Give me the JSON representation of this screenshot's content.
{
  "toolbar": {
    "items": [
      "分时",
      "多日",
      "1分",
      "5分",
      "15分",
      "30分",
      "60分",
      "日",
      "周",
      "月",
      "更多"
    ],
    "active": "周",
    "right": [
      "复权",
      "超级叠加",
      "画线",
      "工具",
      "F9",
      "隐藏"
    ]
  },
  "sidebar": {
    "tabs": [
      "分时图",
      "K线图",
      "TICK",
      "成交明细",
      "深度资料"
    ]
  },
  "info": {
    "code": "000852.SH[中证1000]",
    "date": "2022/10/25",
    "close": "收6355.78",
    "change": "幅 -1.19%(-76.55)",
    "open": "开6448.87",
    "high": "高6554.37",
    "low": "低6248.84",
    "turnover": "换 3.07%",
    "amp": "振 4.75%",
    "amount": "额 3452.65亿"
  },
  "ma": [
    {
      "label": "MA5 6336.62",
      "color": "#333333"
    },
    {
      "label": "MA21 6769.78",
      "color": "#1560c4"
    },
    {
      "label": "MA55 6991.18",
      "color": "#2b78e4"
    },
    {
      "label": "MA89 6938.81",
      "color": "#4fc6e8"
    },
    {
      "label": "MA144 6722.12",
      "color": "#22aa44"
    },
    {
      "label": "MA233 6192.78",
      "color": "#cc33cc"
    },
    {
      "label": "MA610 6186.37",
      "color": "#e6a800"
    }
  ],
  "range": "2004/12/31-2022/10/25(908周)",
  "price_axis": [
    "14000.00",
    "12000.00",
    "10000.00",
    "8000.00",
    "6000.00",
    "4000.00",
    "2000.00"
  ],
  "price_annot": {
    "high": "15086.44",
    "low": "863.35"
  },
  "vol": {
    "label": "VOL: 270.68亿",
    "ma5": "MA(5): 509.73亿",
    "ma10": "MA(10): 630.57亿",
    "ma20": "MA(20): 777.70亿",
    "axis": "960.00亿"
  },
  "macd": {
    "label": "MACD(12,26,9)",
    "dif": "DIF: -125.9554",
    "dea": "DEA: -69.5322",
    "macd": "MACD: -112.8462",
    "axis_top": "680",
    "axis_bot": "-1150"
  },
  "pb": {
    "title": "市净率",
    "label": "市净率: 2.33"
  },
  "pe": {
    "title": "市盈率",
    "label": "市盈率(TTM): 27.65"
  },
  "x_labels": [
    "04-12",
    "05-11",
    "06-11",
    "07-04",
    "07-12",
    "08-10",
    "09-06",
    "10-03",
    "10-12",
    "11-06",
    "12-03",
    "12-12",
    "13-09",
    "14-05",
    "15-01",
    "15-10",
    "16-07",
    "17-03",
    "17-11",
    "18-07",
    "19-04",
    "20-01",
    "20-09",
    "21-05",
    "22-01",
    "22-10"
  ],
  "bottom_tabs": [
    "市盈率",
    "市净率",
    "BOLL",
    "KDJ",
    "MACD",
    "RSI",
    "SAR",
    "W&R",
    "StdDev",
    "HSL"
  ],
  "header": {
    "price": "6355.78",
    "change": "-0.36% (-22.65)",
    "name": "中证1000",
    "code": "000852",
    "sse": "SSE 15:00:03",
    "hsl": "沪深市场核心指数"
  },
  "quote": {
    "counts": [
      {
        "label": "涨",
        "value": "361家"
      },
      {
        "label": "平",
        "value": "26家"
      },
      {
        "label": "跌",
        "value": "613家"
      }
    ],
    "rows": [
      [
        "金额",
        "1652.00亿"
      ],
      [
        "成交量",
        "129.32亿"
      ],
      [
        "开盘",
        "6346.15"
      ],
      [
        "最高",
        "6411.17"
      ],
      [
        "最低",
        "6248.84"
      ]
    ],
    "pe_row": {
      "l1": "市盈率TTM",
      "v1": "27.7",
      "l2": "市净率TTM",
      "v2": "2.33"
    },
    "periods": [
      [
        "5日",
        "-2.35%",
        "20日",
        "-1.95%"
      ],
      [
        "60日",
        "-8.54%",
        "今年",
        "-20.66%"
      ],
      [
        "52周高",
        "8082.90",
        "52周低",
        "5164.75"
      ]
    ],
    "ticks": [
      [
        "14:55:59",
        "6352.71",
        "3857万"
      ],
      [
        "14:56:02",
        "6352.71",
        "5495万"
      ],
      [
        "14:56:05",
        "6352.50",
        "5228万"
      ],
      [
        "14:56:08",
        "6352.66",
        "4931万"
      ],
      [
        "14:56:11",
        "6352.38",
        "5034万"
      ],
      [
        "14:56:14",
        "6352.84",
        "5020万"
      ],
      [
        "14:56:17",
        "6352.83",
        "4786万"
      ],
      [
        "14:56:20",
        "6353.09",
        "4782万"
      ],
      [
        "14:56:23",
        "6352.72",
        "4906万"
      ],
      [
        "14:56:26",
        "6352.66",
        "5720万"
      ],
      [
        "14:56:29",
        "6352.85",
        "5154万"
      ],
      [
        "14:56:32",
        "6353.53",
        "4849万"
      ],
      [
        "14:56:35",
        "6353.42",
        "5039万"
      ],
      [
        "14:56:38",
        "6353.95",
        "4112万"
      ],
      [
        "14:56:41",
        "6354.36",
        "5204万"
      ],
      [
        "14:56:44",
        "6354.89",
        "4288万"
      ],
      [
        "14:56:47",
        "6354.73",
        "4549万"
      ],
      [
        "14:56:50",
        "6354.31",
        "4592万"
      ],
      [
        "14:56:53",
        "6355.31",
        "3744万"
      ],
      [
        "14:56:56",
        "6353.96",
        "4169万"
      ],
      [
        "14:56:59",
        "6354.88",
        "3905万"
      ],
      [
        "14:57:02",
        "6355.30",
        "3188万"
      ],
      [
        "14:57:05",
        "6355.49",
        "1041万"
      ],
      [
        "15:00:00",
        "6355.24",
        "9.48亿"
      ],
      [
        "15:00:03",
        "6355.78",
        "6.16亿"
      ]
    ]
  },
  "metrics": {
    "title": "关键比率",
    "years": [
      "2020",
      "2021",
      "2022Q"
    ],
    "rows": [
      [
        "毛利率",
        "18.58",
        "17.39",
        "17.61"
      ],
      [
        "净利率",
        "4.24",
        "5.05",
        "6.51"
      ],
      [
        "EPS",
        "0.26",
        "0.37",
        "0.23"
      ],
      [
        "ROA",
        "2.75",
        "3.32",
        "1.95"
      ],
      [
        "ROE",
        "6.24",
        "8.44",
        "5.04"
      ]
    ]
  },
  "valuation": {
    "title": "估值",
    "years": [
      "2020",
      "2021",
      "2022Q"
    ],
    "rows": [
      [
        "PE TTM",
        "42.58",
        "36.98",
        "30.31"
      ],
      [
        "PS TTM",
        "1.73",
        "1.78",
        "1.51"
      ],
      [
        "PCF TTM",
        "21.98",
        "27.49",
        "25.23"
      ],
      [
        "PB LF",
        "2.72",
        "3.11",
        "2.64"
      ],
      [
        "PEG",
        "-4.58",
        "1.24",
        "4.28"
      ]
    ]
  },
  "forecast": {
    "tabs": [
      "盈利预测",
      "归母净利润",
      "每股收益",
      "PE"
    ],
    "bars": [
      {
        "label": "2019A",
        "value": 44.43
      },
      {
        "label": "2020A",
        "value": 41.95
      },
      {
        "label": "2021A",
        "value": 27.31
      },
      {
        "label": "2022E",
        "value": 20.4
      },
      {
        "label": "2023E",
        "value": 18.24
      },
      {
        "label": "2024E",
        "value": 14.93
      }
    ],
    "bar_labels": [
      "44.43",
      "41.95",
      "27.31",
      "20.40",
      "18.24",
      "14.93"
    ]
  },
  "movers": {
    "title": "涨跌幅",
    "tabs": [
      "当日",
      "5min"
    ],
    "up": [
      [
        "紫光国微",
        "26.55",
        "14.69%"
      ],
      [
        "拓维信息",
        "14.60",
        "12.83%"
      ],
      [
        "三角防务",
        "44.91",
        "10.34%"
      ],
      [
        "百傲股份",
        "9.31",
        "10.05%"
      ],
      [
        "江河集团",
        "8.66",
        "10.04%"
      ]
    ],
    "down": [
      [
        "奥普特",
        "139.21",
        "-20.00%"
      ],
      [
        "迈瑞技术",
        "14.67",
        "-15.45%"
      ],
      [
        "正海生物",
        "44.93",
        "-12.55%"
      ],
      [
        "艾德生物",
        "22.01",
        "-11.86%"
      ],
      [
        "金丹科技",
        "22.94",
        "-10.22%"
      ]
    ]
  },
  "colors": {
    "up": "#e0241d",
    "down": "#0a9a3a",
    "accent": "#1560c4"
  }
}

· · · · · · ·

(Direction): Show each line of the data that contains the string "value".

(Task output):
        "value": "361家"
        "value": "26家"
        "value": "613家"
        "value": 44.43
        "value": 41.95
        "value": 27.31
        "value": 20.4
        "value": 18.24
        "value": 14.93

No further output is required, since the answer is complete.